### Exercises:
1. Revise the Prometejs passage: start at the words "Prometejs (, English" and end after "of the NKVD.", with "organisation" changed to "association".
2. Answer these questions from the text on Prometejs.
(a) In what years was the organisation established?
(b) In which language did it mainly print its periodicals and literature?
(c) During which NKVD operation were many of its activists murdered?
3. Carry on writing the text about Prometejs after its last sentence.

### Document text:
※ ※ ※

Prometejs (, English translation: Prometheus) was an organisation of the Latvian diaspora in the interwar Soviet Union. Its members were former Red Latvian riflemen and other Latvian communists and their family members who settled in the USSR after the October Revolution and the Russian Civil War. The organisation was disbanded in the early period of the Great Purge, many of its activists were murdered during the Latvian Operation of the NKVD.

History
The organisation was established in 1924-1925.

Education and communist indoctrination were among the priorities of Prometejs. The organisation maintained a publishing house and printed periodicals and literature predominantly in the Latvian language for urban Latvians as well as for ethnic Latvian settlers living in rural areas. Prometejs was among the largest and most important educational organisations of ethnic minorities in the USSR.

※ ※ ※

Element location data:
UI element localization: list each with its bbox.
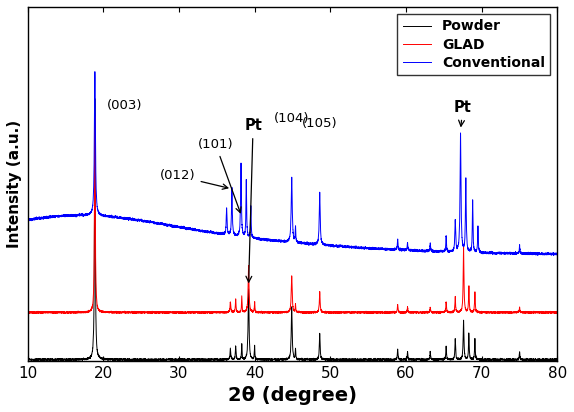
Powder xyxy=(24,357,31,362)
GLAD xyxy=(338,310,344,315)
Line: Conventional: Conventional xyxy=(28,72,557,255)
Line: Powder: Powder xyxy=(28,98,557,360)
GLAD xyxy=(24,310,31,315)
Conventional xyxy=(361,245,368,250)
Conventional xyxy=(554,252,561,257)
Conventional xyxy=(51,213,57,218)
Text: (101): (101) xyxy=(198,138,241,213)
Conventional xyxy=(24,217,31,222)
Conventional xyxy=(445,248,452,253)
Text: (003): (003) xyxy=(107,99,142,112)
Conventional xyxy=(417,248,424,253)
GLAD xyxy=(417,309,424,314)
Powder xyxy=(361,357,368,362)
Powder xyxy=(57,358,64,363)
Text: (104): (104) xyxy=(274,112,309,125)
Text: (105): (105) xyxy=(302,117,338,130)
GLAD xyxy=(29,311,36,316)
Powder xyxy=(445,357,452,362)
Powder xyxy=(338,357,344,362)
Powder xyxy=(51,357,57,362)
GLAD xyxy=(554,310,561,315)
Powder xyxy=(417,357,424,362)
Y-axis label: Intensity (a.u.): Intensity (a.u.) xyxy=(7,120,22,248)
Powder xyxy=(554,357,561,362)
Conventional xyxy=(91,69,98,74)
Powder xyxy=(91,96,98,101)
Powder xyxy=(216,357,223,362)
Text: Pt: Pt xyxy=(244,118,262,282)
Conventional xyxy=(550,253,557,258)
Text: Pt: Pt xyxy=(454,100,472,126)
Line: GLAD: GLAD xyxy=(28,117,557,314)
GLAD xyxy=(445,310,452,315)
GLAD xyxy=(91,114,98,119)
X-axis label: 2θ (degree): 2θ (degree) xyxy=(228,386,357,405)
Conventional xyxy=(216,230,223,235)
Text: (012): (012) xyxy=(160,169,228,189)
GLAD xyxy=(216,311,223,316)
Legend: Powder, GLAD, Conventional: Powder, GLAD, Conventional xyxy=(397,14,550,75)
GLAD xyxy=(361,309,368,314)
GLAD xyxy=(51,310,57,315)
Conventional xyxy=(338,243,344,248)
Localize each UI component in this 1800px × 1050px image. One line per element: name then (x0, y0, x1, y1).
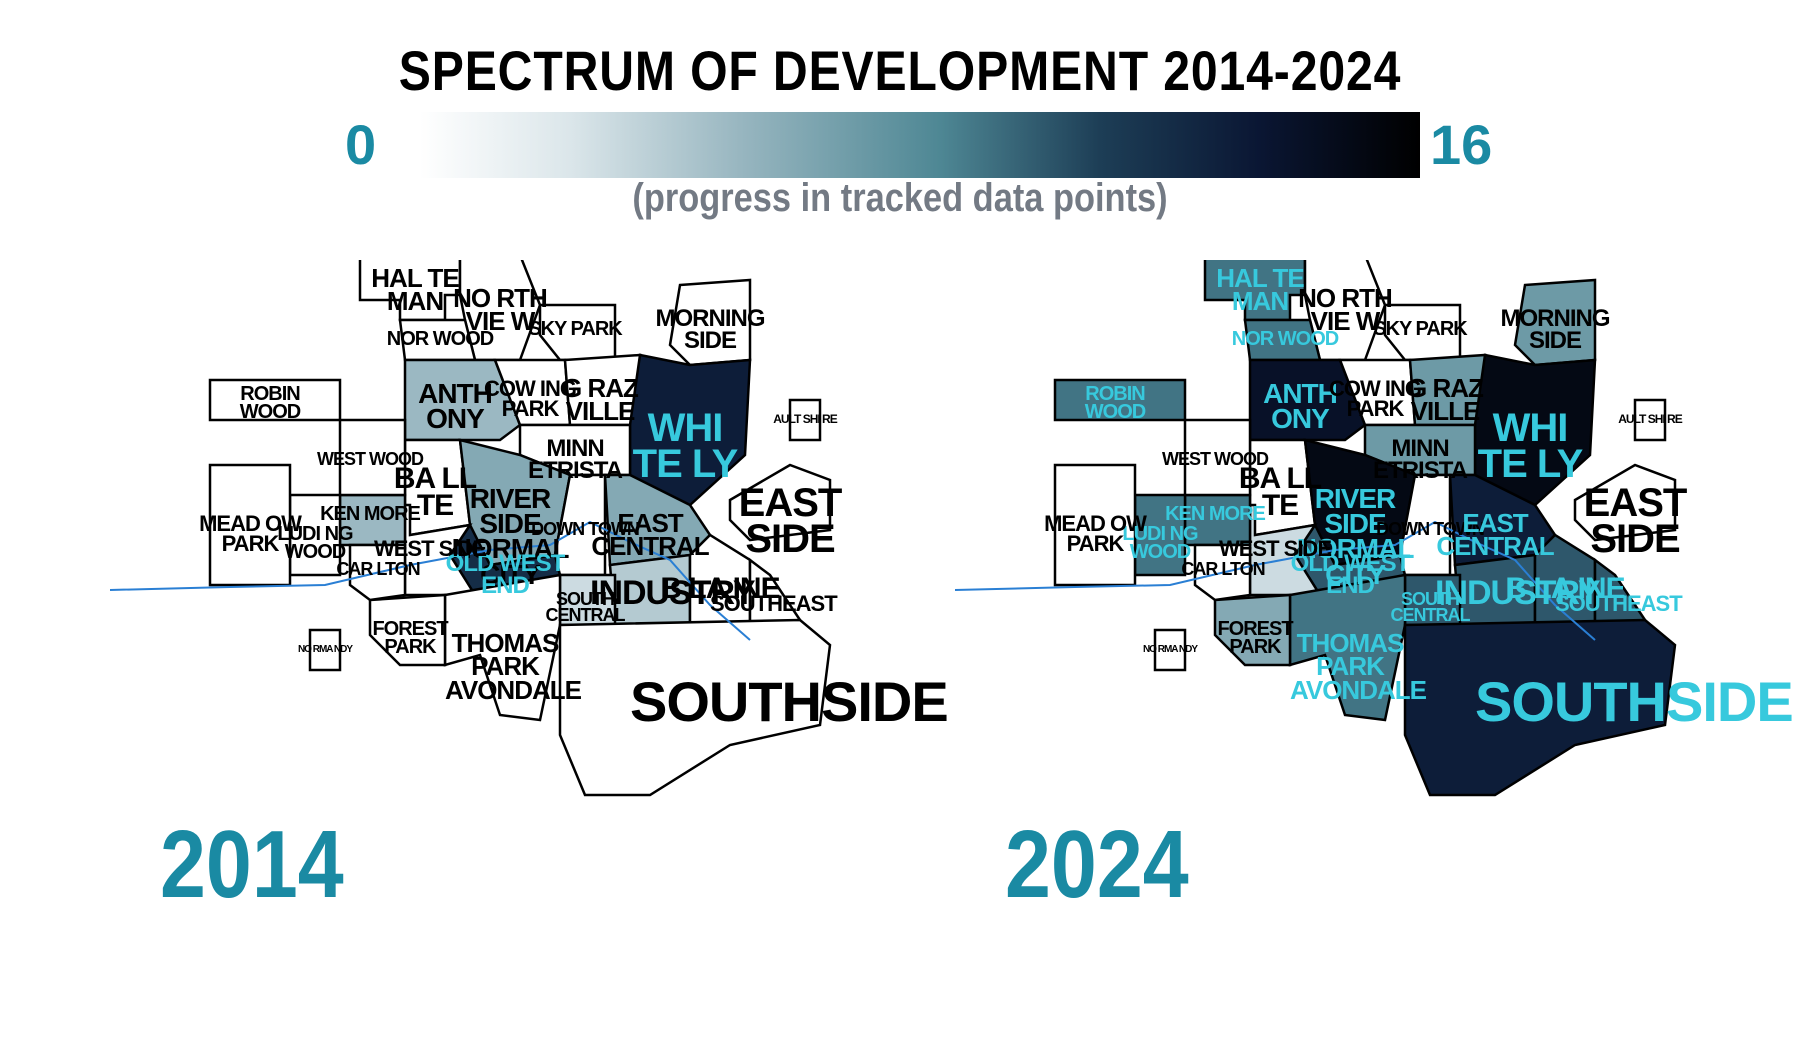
neighborhood-label-minnetrista: MINN ETRISTA (528, 435, 623, 484)
neighborhood-label-west-side: WEST SIDE (373, 536, 487, 561)
neighborhood-label-halteman: HAL TE MAN (1216, 263, 1304, 317)
neighborhood-label-old-west-end: OLD WEST END (1290, 550, 1411, 599)
neighborhood-label-robinwood: ROBIN WOOD (239, 383, 301, 423)
neighborhood-label-east-side: EAST SIDE (1583, 481, 1688, 561)
map-title: SPECTRUM OF DEVELOPMENT 2014-2024 (398, 39, 1402, 102)
neighborhood-label-meadow-park: MEAD OW PARK (199, 511, 302, 556)
scale-max-label: 16 (1430, 113, 1493, 176)
neighborhood-label-aultshire: AULT SHI RE (1618, 412, 1682, 426)
neighborhood-label-meadow-park: MEAD OW PARK (1044, 511, 1147, 556)
neighborhood-label-aultshire: AULT SHI RE (773, 412, 837, 426)
neighborhood-label-minnetrista: MINN ETRISTA (1373, 435, 1468, 484)
neighborhood-label-westwood: WEST WOOD (1162, 449, 1269, 469)
neighborhood-aultshire (788, 398, 822, 442)
neighborhood-label-robinwood: ROBIN WOOD (1084, 383, 1146, 423)
year-label-2014: 2014 (160, 811, 344, 918)
neighborhood-westwood (338, 418, 407, 497)
neighborhood-aultshire (1633, 398, 1667, 442)
neighborhood-shapes (1053, 260, 1677, 797)
neighborhood-label-halteman: HAL TE MAN (371, 263, 459, 317)
neighborhood-label-morningside: MORNING SIDE (655, 305, 766, 354)
neighborhood-label-forest-park: FOREST PARK (372, 618, 448, 658)
neighborhood-forest-park (1213, 593, 1292, 667)
neighborhood-shapes (208, 260, 832, 797)
neighborhood-label-kenmore: KEN MORE (320, 503, 421, 525)
neighborhood-label-thomas-park-avondale: THOMAS PARK AVONDALE (1290, 628, 1427, 705)
neighborhood-label-norwood: NOR WOOD (386, 328, 494, 350)
neighborhood-label-forest-park: FOREST PARK (1217, 618, 1293, 658)
neighborhood-label-east-central: EAST CENTRAL (1436, 508, 1554, 562)
neighborhood-label-downtown: DOWN TOWN (531, 519, 640, 539)
neighborhood-thomas-park-avondale (1288, 573, 1407, 722)
neighborhood-label-kenmore: KEN MORE (1165, 503, 1266, 525)
scale-min-label: 0 (345, 113, 377, 176)
neighborhood-label-blaine: B LA INE (660, 572, 780, 605)
neighborhood-label-normandy: NO RMA NDY (1142, 644, 1198, 655)
neighborhood-label-normandy: NO RMA NDY (297, 644, 353, 655)
neighborhood-label-whitely: WHI TE LY (632, 406, 739, 486)
neighborhood-label-westwood: WEST WOOD (317, 449, 424, 469)
map-2024-svg (955, 260, 1677, 797)
neighborhood-east-side (728, 463, 832, 542)
neighborhood-label-ball-te: BA LL TE (393, 462, 477, 522)
scale-subtitle: (progress in tracked data points) (632, 176, 1168, 220)
neighborhood-forest-park (368, 593, 447, 667)
neighborhood-normandy (1153, 628, 1187, 672)
neighborhood-label-southeast: SOUTHEAST (1555, 591, 1683, 616)
neighborhood-label-ludin-wood: LUDI NG WOOD (1122, 523, 1198, 563)
neighborhood-label-south-central: SOUTH CENTRAL (545, 589, 626, 626)
neighborhood-label-anthony: ANTH ONY (418, 378, 493, 435)
neighborhood-southside (1403, 618, 1677, 797)
neighborhood-east-side (1573, 463, 1677, 542)
color-scale-bar (420, 112, 1420, 178)
neighborhood-label-norwood: NOR WOOD (1231, 328, 1339, 350)
neighborhood-label-southside: SOUTHSIDE (1475, 673, 1794, 729)
neighborhood-label-southside: SOUTHSIDE (630, 673, 949, 729)
neighborhood-label-carlton: CAR LTON (336, 559, 420, 579)
neighborhood-label-northview: NO RTH VIE W (453, 283, 548, 337)
river-line (955, 520, 1596, 641)
neighborhood-southside (558, 618, 832, 797)
neighborhood-label-east-side: EAST SIDE (738, 481, 843, 561)
neighborhood-label-west-side: WEST SIDE (1218, 536, 1332, 561)
neighborhood-label-cowing-park: COW ING PARK (1329, 376, 1422, 421)
neighborhood-label-old-west-end: OLD WEST END (445, 550, 566, 599)
neighborhood-label-anthony: ANTH ONY (1263, 378, 1338, 435)
neighborhood-label-cowing-park: COW ING PARK (484, 376, 577, 421)
neighborhood-label-whitely: WHI TE LY (1477, 406, 1584, 486)
neighborhood-label-skypark: SKY PARK (1373, 318, 1468, 340)
neighborhood-label-skypark: SKY PARK (528, 318, 623, 340)
neighborhood-westwood (1183, 418, 1252, 497)
neighborhood-label-east-central: EAST CENTRAL (591, 508, 709, 562)
map-2014-svg (110, 260, 832, 797)
year-label-2024: 2024 (1005, 811, 1189, 918)
neighborhood-thomas-park-avondale (443, 573, 562, 722)
neighborhood-label-grazville: G RAZ VILLE (1407, 373, 1484, 427)
neighborhood-label-downtown: DOWN TOWN (1376, 519, 1485, 539)
neighborhood-normandy (308, 628, 342, 672)
map-2024: 2024 HAL TE MAN NO RTH VIE W NOR WOOD SKY P… (955, 260, 1794, 960)
neighborhood-label-blaine: B LA INE (1505, 572, 1625, 605)
neighborhood-label-northview: NO RTH VIE W (1298, 283, 1393, 337)
neighborhood-label-riverside-normal-city: RIVER SIDE NORMAL CITY (1296, 483, 1415, 590)
river-line (110, 520, 751, 641)
neighborhood-label-thomas-park-avondale: THOMAS PARK AVONDALE (445, 628, 582, 705)
neighborhood-label-grazville: G RAZ VILLE (562, 373, 639, 427)
neighborhood-label-morningside: MORNING SIDE (1500, 305, 1611, 354)
neighborhood-label-ludin-wood: LUDI NG WOOD (277, 523, 353, 563)
neighborhood-label-riverside-normal-city: RIVER SIDE NORMAL CITY (451, 483, 570, 590)
neighborhood-label-southeast: SOUTHEAST (710, 591, 838, 616)
neighborhood-label-south-central: SOUTH CENTRAL (1390, 589, 1471, 626)
neighborhood-label-carlton: CAR LTON (1181, 559, 1265, 579)
neighborhood-label-ball-te: BA LL TE (1238, 462, 1322, 522)
map-2014: 2014 HAL TE MAN NO RTH VIE W NOR WOOD SKY P… (110, 260, 949, 960)
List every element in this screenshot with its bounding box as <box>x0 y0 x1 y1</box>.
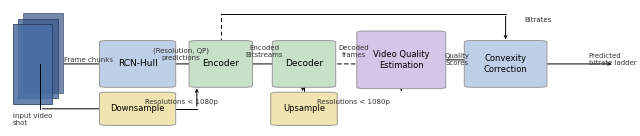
FancyBboxPatch shape <box>99 92 175 125</box>
Text: Downsample: Downsample <box>110 104 165 113</box>
FancyBboxPatch shape <box>23 13 63 93</box>
FancyBboxPatch shape <box>99 41 175 87</box>
Text: RCN-Hull: RCN-Hull <box>118 59 157 68</box>
FancyBboxPatch shape <box>13 24 52 104</box>
FancyBboxPatch shape <box>465 41 547 87</box>
Text: Encoder: Encoder <box>202 59 239 68</box>
Text: Quality
Scores: Quality Scores <box>444 53 470 66</box>
Text: Predicted
bitrate ladder: Predicted bitrate ladder <box>589 53 636 66</box>
Text: Convexity
Correction: Convexity Correction <box>484 54 527 74</box>
Text: Resolutions < 1080p: Resolutions < 1080p <box>317 99 390 105</box>
Text: Decoded
frames: Decoded frames <box>339 45 369 58</box>
Text: Frame chunks: Frame chunks <box>64 57 113 63</box>
FancyBboxPatch shape <box>273 41 335 87</box>
Text: Input video
shot: Input video shot <box>13 113 52 126</box>
Text: Upsample: Upsample <box>283 104 325 113</box>
FancyBboxPatch shape <box>357 31 445 89</box>
FancyBboxPatch shape <box>271 92 337 125</box>
Text: Resolutions < 1080p: Resolutions < 1080p <box>145 99 218 105</box>
FancyBboxPatch shape <box>18 19 58 98</box>
Text: Video Quality
Estimation: Video Quality Estimation <box>373 50 429 69</box>
Text: Encoded
Bitstreams: Encoded Bitstreams <box>246 45 283 58</box>
Text: Bitrates: Bitrates <box>524 17 551 23</box>
Text: Decoder: Decoder <box>285 59 323 68</box>
Text: (Resolution, QP)
predictions: (Resolution, QP) predictions <box>153 48 209 61</box>
FancyBboxPatch shape <box>189 41 252 87</box>
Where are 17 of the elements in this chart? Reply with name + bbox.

※ ※ ※

### Outputs for the tasks:
1.
Prometejs (, English translation: Prometheus) was an association of the Latvian diaspora in the interwar Soviet Union. Its members were former Red Latvian riflemen and other Latvian communists and their family members who settled in the USSR after the October Revolution and the Russian Civil War. The association was disbanded in the early period of the Great Purge, many of its activists were murdered during the Latvian Operation of the NKVD.

2.
(a) 1924-1925
(b) Latvian
(c) The Latvian Operation of the NKVD

3.
The structure of Prometejs included the following sections:
 Schooling and methodology
 Agriculture
 Music
 Arts
 Latgalian culture
 others

Prometejs published several magazines (including Celtne and Cīņas biedrs) and newspapers (including Komunāru Cīņa and Darbu Bērni). The organisation owned several factories producing stationery in Moscow in Leningrad, a printing house. In Moscow, Prometejs maintained a Latvian kindergarten, owned estates near Moscow, in Skhodnya and Ilyinskoye,

The organisation maintained Latvian theatres in Moscow, Leningrad and Smolensk. The Moscow-baset theatre Skatuve, established in 1932, was recognised as the best ethnic theatre in the USSR in 1933.

Prometejs was disbanned by the Soviet authorities in July 1937 despite attempts to protect the organisation by high-ranking Latvian Soviet officials like Jūlijs Daniševskis (chairman of Prometejs) and Roberts Eidemanis who were eventually themselves arrested and executed.

Notable members
 Jānis Rudzutaks, revolutionary and member of the government of the USSR (honorary member)
 Jēkabs Peterss, revolutionary and one of the founders of the Cheka (honorary member)
 Jukums Vācietis, Red Army commander (honorary member)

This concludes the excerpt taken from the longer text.